BEGIN
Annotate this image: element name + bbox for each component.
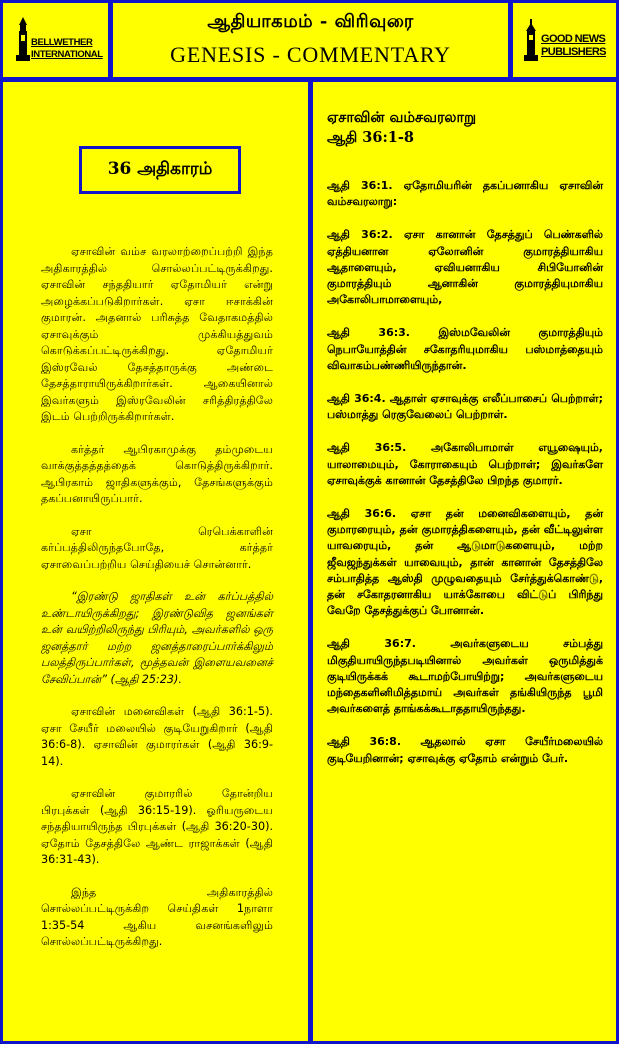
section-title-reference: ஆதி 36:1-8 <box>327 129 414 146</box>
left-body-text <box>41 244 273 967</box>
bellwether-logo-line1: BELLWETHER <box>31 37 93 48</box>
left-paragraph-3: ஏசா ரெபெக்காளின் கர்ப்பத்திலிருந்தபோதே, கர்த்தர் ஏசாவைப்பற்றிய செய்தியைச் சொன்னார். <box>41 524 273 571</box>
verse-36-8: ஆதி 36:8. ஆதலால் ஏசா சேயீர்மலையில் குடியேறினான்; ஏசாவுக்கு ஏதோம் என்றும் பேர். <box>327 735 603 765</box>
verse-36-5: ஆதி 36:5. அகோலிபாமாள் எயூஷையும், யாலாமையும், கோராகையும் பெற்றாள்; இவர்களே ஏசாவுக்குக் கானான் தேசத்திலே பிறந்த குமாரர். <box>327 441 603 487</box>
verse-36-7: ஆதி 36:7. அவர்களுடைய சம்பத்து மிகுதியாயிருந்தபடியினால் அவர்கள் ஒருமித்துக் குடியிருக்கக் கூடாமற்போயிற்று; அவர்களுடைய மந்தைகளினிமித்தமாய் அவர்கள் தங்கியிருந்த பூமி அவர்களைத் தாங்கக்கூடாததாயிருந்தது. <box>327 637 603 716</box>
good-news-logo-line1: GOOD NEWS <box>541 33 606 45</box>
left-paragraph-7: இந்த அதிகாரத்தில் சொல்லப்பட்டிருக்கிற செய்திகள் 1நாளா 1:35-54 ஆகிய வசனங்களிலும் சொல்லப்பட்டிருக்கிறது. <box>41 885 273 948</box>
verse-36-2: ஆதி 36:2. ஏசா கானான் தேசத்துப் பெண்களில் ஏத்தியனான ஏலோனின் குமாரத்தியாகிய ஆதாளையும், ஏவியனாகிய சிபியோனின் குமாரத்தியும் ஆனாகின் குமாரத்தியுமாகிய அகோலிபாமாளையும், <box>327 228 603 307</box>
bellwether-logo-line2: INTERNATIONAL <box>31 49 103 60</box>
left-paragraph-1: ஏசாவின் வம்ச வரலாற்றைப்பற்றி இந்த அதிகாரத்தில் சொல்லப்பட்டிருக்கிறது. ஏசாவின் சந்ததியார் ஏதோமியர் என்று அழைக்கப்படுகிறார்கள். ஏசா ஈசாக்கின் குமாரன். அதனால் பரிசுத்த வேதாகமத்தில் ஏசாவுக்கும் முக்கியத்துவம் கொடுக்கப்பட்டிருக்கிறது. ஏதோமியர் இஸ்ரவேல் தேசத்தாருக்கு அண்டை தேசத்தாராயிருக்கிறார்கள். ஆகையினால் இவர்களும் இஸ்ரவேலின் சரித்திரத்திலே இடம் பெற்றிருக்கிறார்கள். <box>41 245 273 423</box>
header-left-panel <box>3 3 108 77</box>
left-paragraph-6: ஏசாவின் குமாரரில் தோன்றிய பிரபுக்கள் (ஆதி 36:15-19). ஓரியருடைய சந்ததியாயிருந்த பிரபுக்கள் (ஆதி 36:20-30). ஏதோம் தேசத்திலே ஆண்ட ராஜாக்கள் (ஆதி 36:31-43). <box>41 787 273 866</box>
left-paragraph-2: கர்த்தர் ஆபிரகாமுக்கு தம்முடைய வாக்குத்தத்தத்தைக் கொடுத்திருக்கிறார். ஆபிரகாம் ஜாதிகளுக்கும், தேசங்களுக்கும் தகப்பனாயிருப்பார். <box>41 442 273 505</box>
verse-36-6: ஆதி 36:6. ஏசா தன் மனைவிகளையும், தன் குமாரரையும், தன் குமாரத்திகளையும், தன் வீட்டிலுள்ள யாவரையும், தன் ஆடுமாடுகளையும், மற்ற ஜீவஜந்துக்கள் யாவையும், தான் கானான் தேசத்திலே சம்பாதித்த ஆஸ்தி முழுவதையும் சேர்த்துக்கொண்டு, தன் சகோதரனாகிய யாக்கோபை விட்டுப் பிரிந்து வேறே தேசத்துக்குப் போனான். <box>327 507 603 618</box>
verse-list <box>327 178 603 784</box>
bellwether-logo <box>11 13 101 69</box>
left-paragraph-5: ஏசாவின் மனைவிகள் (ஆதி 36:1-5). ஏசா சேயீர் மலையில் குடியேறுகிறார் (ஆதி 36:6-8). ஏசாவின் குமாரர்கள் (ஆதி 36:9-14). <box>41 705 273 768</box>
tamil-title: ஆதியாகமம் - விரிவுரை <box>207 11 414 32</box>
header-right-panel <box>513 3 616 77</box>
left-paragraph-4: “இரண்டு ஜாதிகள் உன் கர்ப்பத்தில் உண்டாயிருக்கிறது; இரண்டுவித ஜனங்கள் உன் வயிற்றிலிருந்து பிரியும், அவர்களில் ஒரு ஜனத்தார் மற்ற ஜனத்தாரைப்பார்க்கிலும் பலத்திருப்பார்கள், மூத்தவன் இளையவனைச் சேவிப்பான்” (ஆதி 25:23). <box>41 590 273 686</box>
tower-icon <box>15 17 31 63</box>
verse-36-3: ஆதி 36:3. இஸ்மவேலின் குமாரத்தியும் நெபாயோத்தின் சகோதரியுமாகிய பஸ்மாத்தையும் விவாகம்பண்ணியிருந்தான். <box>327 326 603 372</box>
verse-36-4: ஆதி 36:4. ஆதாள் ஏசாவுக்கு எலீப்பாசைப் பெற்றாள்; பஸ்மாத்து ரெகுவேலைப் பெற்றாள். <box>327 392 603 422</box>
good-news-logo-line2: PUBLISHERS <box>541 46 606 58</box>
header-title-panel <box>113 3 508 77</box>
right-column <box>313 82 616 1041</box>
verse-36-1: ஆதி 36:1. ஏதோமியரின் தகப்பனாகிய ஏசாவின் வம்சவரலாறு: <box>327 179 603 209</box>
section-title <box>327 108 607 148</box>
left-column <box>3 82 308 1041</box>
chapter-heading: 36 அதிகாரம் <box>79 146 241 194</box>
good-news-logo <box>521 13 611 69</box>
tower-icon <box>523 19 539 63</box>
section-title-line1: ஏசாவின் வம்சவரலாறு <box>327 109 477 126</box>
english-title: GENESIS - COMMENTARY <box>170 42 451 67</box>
END
- Required action:
Copy every line of the records exactly as it is written, but not the pictures.

- Result for this task:
Annotate this image: element name + bbox for each component.
section-title-reference: ஆதி 36:1-8 <box>327 129 414 146</box>
left-body-text <box>41 244 273 967</box>
bellwether-logo-line1: BELLWETHER <box>31 37 93 48</box>
left-paragraph-3: ஏசா ரெபெக்காளின் கர்ப்பத்திலிருந்தபோதே, கர்த்தர் ஏசாவைப்பற்றிய செய்தியைச் சொன்னார். <box>41 524 273 571</box>
verse-36-8: ஆதி 36:8. ஆதலால் ஏசா சேயீர்மலையில் குடியேறினான்; ஏசாவுக்கு ஏதோம் என்றும் பேர். <box>327 735 603 765</box>
verse-36-5: ஆதி 36:5. அகோலிபாமாள் எயூஷையும், யாலாமையும், கோராகையும் பெற்றாள்; இவர்களே ஏசாவுக்குக் கானான் தேசத்திலே பிறந்த குமாரர். <box>327 441 603 487</box>
verse-36-7: ஆதி 36:7. அவர்களுடைய சம்பத்து மிகுதியாயிருந்தபடியினால் அவர்கள் ஒருமித்துக் குடியிருக்கக் கூடாமற்போயிற்று; அவர்களுடைய மந்தைகளினிமித்தமாய் அவர்கள் தங்கியிருந்த பூமி அவர்களைத் தாங்கக்கூடாததாயிருந்தது. <box>327 637 603 716</box>
good-news-logo-line1: GOOD NEWS <box>541 33 606 45</box>
left-paragraph-7: இந்த அதிகாரத்தில் சொல்லப்பட்டிருக்கிற செய்திகள் 1நாளா 1:35-54 ஆகிய வசனங்களிலும் சொல்லப்பட்டிருக்கிறது. <box>41 885 273 948</box>
verse-36-2: ஆதி 36:2. ஏசா கானான் தேசத்துப் பெண்களில் ஏத்தியனான ஏலோனின் குமாரத்தியாகிய ஆதாளையும், ஏவியனாகிய சிபியோனின் குமாரத்தியும் ஆனாகின் குமாரத்தியுமாகிய அகோலிபாமாளையும், <box>327 228 603 307</box>
bellwether-logo-line2: INTERNATIONAL <box>31 49 103 60</box>
left-paragraph-1: ஏசாவின் வம்ச வரலாற்றைப்பற்றி இந்த அதிகாரத்தில் சொல்லப்பட்டிருக்கிறது. ஏசாவின் சந்ததியார் ஏதோமியர் என்று அழைக்கப்படுகிறார்கள். ஏசா ஈசாக்கின் குமாரன். அதனால் பரிசுத்த வேதாகமத்தில் ஏசாவுக்கும் முக்கியத்துவம் கொடுக்கப்பட்டிருக்கிறது. ஏதோமியர் இஸ்ரவேல் தேசத்தாருக்கு அண்டை தேசத்தாராயிருக்கிறார்கள். ஆகையினால் இவர்களும் இஸ்ரவேலின் சரித்திரத்திலே இடம் பெற்றிருக்கிறார்கள். <box>41 245 273 423</box>
header-left-panel <box>3 3 108 77</box>
left-paragraph-6: ஏசாவின் குமாரரில் தோன்றிய பிரபுக்கள் (ஆதி 36:15-19). ஓரியருடைய சந்ததியாயிருந்த பிரபுக்கள் (ஆதி 36:20-30). ஏதோம் தேசத்திலே ஆண்ட ராஜாக்கள் (ஆதி 36:31-43). <box>41 787 273 866</box>
left-paragraph-2: கர்த்தர் ஆபிரகாமுக்கு தம்முடைய வாக்குத்தத்தத்தைக் கொடுத்திருக்கிறார். ஆபிரகாம் ஜாதிகளுக்கும், தேசங்களுக்கும் தகப்பனாயிருப்பார். <box>41 442 273 505</box>
verse-36-6: ஆதி 36:6. ஏசா தன் மனைவிகளையும், தன் குமாரரையும், தன் குமாரத்திகளையும், தன் வீட்டிலுள்ள யாவரையும், தன் ஆடுமாடுகளையும், மற்ற ஜீவஜந்துக்கள் யாவையும், தான் கானான் தேசத்திலே சம்பாதித்த ஆஸ்தி முழுவதையும் சேர்த்துக்கொண்டு, தன் சகோதரனாகிய யாக்கோபை விட்டுப் பிரிந்து வேறே தேசத்துக்குப் போனான். <box>327 507 603 618</box>
verse-list <box>327 178 603 784</box>
bellwether-logo <box>11 13 101 69</box>
left-paragraph-5: ஏசாவின் மனைவிகள் (ஆதி 36:1-5). ஏசா சேயீர் மலையில் குடியேறுகிறார் (ஆதி 36:6-8). ஏசாவின் குமாரர்கள் (ஆதி 36:9-14). <box>41 705 273 768</box>
tamil-title: ஆதியாகமம் - விரிவுரை <box>207 11 414 32</box>
header-right-panel <box>513 3 616 77</box>
left-paragraph-4: “இரண்டு ஜாதிகள் உன் கர்ப்பத்தில் உண்டாயிருக்கிறது; இரண்டுவித ஜனங்கள் உன் வயிற்றிலிருந்து பிரியும், அவர்களில் ஒரு ஜனத்தார் மற்ற ஜனத்தாரைப்பார்க்கிலும் பலத்திருப்பார்கள், மூத்தவன் இளையவனைச் சேவிப்பான்” (ஆதி 25:23). <box>41 590 273 686</box>
tower-icon <box>15 17 31 63</box>
verse-36-3: ஆதி 36:3. இஸ்மவேலின் குமாரத்தியும் நெபாயோத்தின் சகோதரியுமாகிய பஸ்மாத்தையும் விவாகம்பண்ணியிருந்தான். <box>327 326 603 372</box>
verse-36-4: ஆதி 36:4. ஆதாள் ஏசாவுக்கு எலீப்பாசைப் பெற்றாள்; பஸ்மாத்து ரெகுவேலைப் பெற்றாள். <box>327 392 603 422</box>
good-news-logo-line2: PUBLISHERS <box>541 46 606 58</box>
header-title-panel <box>113 3 508 77</box>
right-column <box>313 82 616 1041</box>
verse-36-1: ஆதி 36:1. ஏதோமியரின் தகப்பனாகிய ஏசாவின் வம்சவரலாறு: <box>327 179 603 209</box>
section-title <box>327 108 607 148</box>
left-column <box>3 82 308 1041</box>
chapter-heading: 36 அதிகாரம் <box>79 146 241 194</box>
good-news-logo <box>521 13 611 69</box>
tower-icon <box>523 19 539 63</box>
section-title-line1: ஏசாவின் வம்சவரலாறு <box>327 109 477 126</box>
english-title: GENESIS - COMMENTARY <box>170 42 451 67</box>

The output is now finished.